OBJECTIVE
Copy every line that contains the string "bêng" from the entries below.
-- Start --
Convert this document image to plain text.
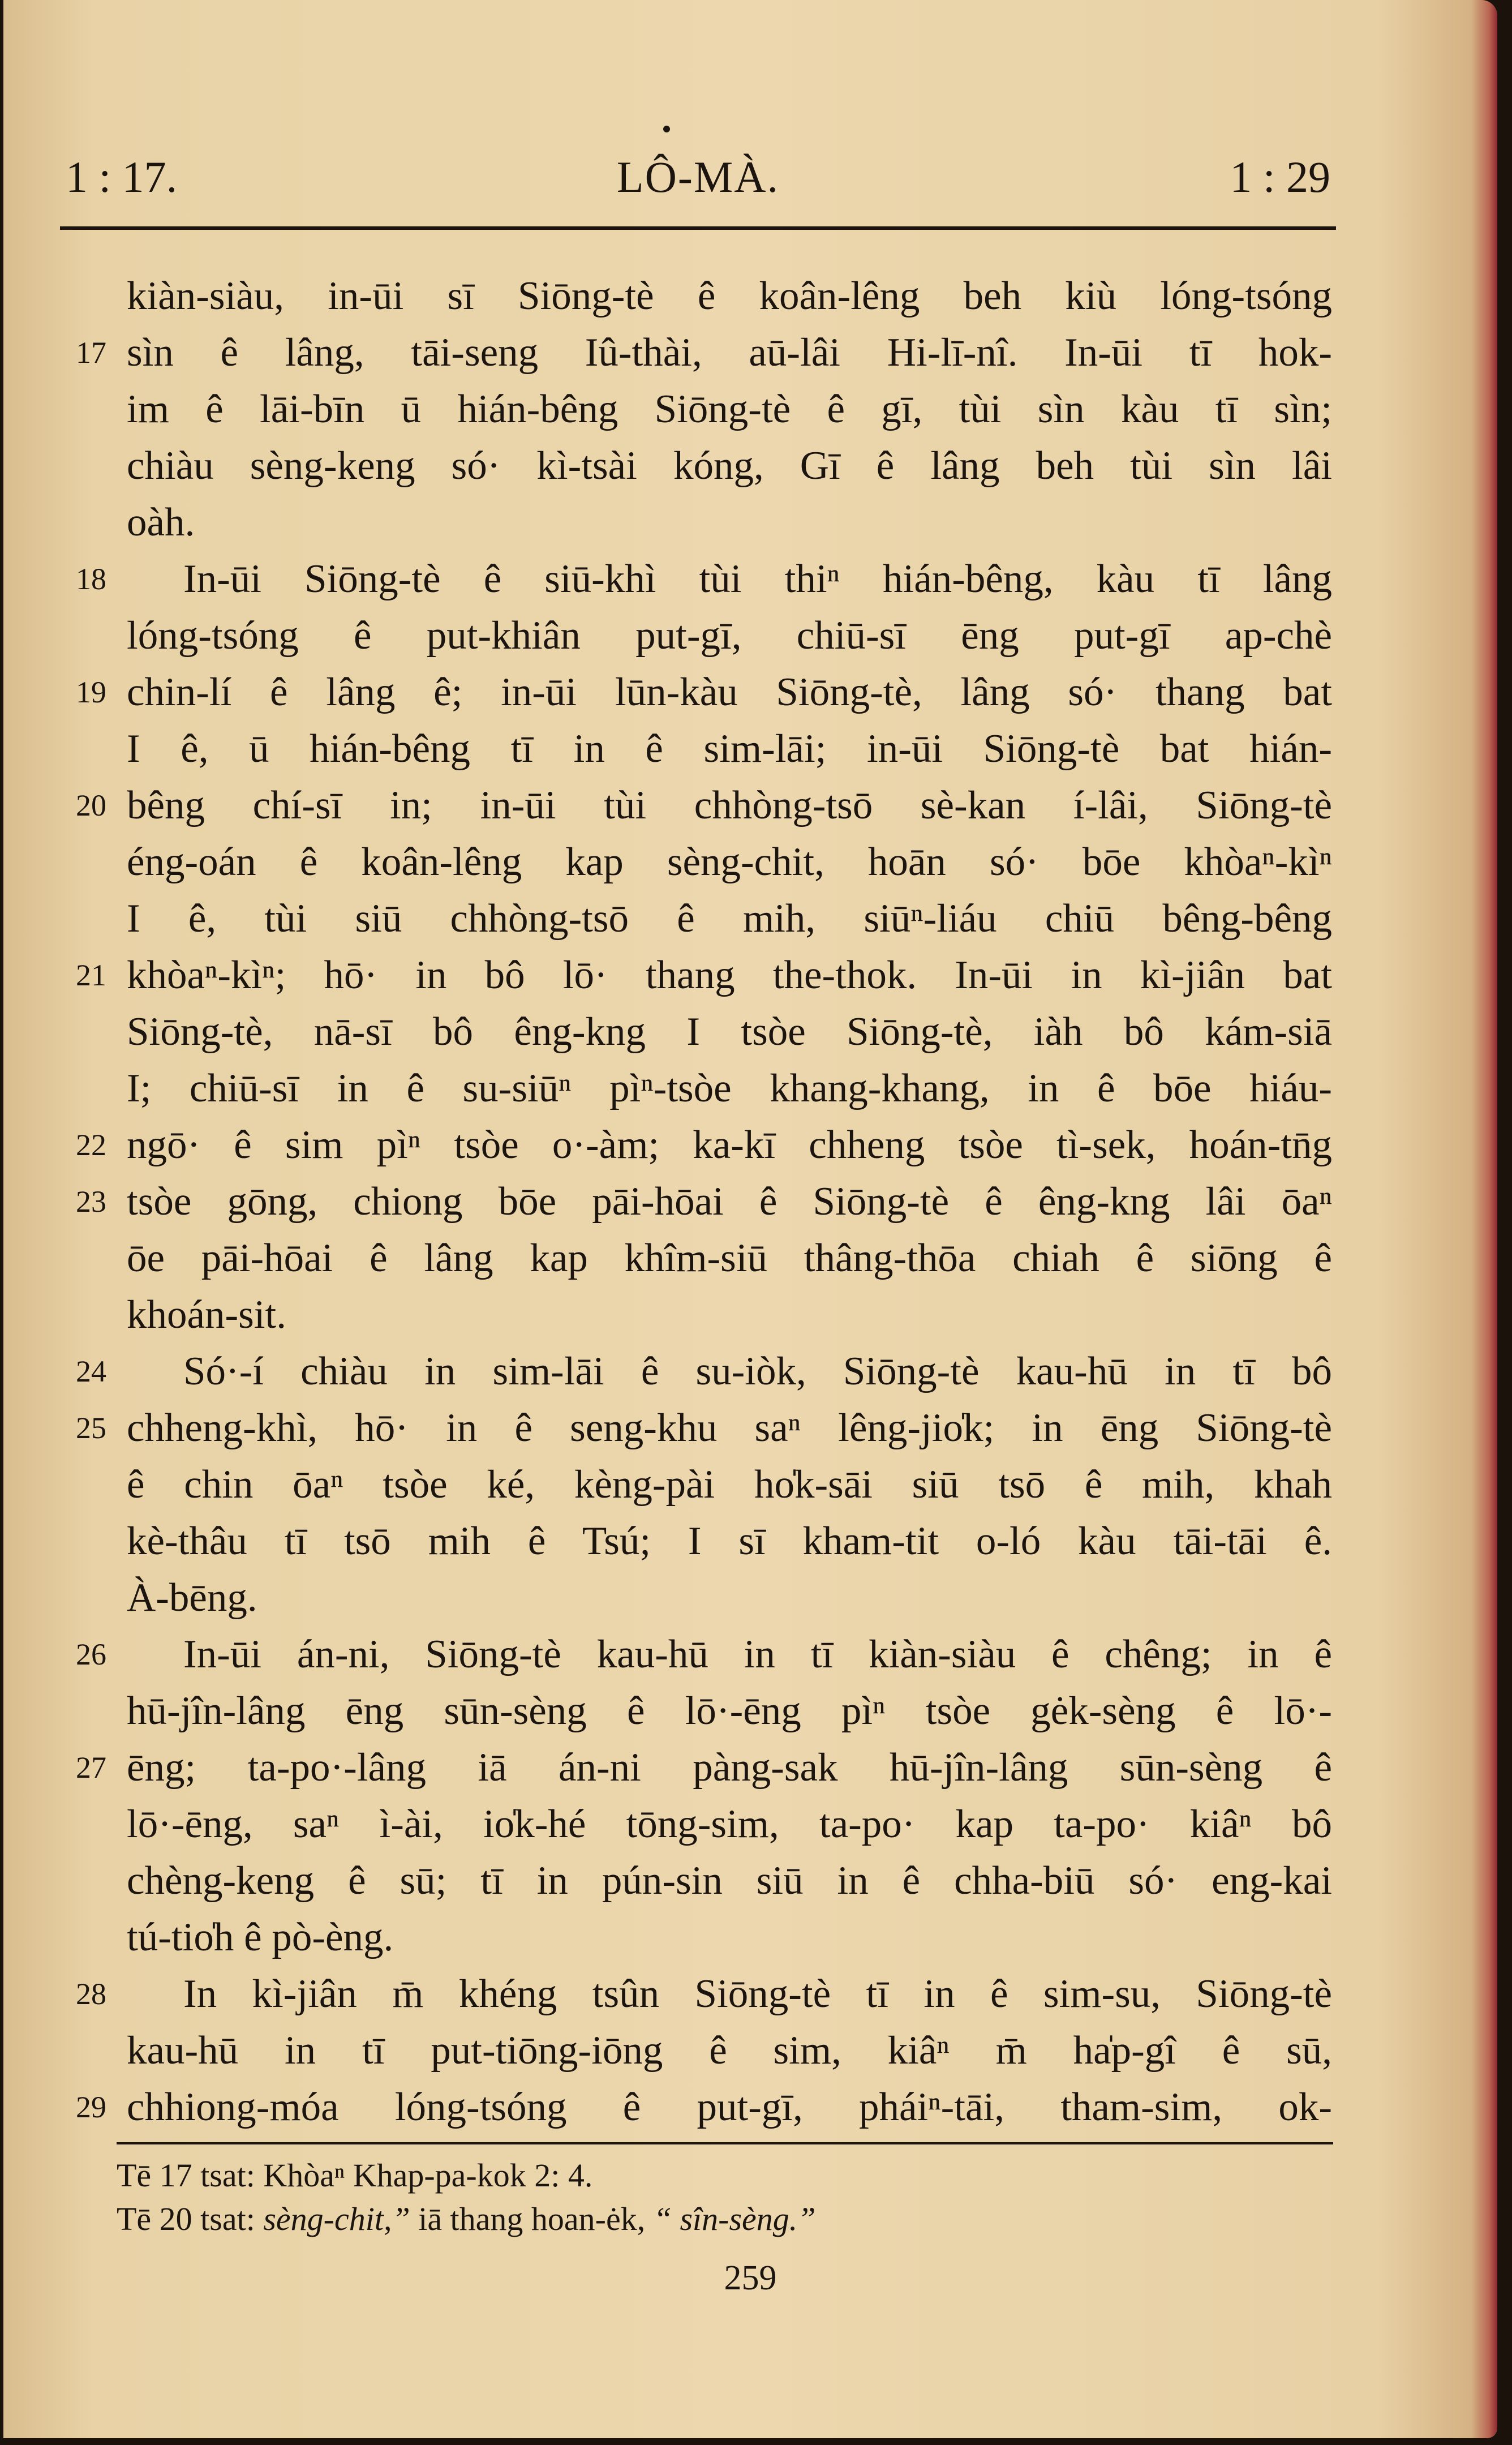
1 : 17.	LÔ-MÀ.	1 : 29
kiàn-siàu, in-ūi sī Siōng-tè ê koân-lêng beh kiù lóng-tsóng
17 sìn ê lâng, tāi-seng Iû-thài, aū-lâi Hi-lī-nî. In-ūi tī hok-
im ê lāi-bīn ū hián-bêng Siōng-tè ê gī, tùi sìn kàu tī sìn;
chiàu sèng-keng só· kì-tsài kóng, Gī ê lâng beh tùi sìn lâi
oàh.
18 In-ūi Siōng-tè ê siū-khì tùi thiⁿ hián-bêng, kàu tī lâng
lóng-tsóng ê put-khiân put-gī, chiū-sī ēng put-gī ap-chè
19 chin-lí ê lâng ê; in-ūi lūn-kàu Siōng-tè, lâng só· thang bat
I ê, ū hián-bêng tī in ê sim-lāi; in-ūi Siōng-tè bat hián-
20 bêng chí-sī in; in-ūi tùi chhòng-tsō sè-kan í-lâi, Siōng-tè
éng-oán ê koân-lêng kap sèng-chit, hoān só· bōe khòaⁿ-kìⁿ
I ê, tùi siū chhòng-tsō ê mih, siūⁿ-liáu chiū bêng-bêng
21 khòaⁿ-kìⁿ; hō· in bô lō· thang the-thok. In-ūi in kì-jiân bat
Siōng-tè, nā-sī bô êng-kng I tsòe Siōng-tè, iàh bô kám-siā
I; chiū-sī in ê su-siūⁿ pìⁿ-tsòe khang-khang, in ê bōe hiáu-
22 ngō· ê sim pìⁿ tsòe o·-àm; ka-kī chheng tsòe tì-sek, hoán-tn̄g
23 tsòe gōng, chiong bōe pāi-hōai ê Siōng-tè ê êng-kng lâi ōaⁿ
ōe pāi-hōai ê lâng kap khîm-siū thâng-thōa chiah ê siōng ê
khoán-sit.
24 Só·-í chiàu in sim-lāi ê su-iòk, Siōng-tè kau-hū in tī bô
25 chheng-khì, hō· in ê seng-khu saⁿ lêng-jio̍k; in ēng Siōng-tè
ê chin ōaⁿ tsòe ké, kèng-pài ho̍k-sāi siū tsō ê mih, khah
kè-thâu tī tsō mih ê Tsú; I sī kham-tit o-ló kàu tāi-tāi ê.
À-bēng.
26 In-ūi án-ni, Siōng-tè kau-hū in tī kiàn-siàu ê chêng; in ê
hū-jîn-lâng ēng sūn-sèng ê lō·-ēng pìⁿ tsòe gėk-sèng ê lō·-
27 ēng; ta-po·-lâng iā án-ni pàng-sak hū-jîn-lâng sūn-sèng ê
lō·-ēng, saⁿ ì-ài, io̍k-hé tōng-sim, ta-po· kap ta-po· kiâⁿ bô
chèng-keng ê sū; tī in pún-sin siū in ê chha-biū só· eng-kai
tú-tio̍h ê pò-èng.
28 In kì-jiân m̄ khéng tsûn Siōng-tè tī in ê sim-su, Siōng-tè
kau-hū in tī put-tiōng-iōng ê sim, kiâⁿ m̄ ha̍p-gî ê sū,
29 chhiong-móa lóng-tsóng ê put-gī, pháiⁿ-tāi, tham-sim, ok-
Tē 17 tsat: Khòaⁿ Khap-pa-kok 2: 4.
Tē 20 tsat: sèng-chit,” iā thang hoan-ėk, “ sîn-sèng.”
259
-- End --
-- Start --
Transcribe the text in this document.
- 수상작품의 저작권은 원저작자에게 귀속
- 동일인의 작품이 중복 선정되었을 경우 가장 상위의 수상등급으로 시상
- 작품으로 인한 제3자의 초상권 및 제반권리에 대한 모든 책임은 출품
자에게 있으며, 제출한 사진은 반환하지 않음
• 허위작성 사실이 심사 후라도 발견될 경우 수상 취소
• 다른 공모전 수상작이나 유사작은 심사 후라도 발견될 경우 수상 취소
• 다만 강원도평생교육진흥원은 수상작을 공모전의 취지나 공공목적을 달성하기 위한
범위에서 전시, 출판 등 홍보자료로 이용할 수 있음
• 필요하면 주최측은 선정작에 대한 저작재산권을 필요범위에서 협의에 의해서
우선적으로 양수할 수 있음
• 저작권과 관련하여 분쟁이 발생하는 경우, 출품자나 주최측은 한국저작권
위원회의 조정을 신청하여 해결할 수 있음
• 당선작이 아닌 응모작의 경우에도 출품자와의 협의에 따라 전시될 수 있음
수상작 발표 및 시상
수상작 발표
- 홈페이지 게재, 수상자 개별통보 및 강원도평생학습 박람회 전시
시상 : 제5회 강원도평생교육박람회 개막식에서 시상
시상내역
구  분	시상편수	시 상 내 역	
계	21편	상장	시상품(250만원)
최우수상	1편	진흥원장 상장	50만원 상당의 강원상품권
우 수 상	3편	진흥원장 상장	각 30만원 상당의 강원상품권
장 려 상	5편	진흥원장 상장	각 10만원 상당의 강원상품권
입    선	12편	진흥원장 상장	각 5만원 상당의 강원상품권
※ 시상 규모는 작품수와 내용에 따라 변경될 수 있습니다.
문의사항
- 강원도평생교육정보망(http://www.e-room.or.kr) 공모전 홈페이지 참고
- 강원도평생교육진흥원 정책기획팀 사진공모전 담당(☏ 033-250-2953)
-- End --
FINISHED TASK
im ê lāi-bīn ū hián-bêng Siōng-tè ê gī, tùi sìn kàu tī sìn;
18 In-ūi Siōng-tè ê siū-khì tùi thiⁿ hián-bêng, kàu tī lâng
I ê, ū hián-bêng tī in ê sim-lāi; in-ūi Siōng-tè bat hián-
20 bêng chí-sī in; in-ūi tùi chhòng-tsō sè-kan í-lâi, Siōng-tè
I ê, tùi siū chhòng-tsō ê mih, siūⁿ-liáu chiū bêng-bêng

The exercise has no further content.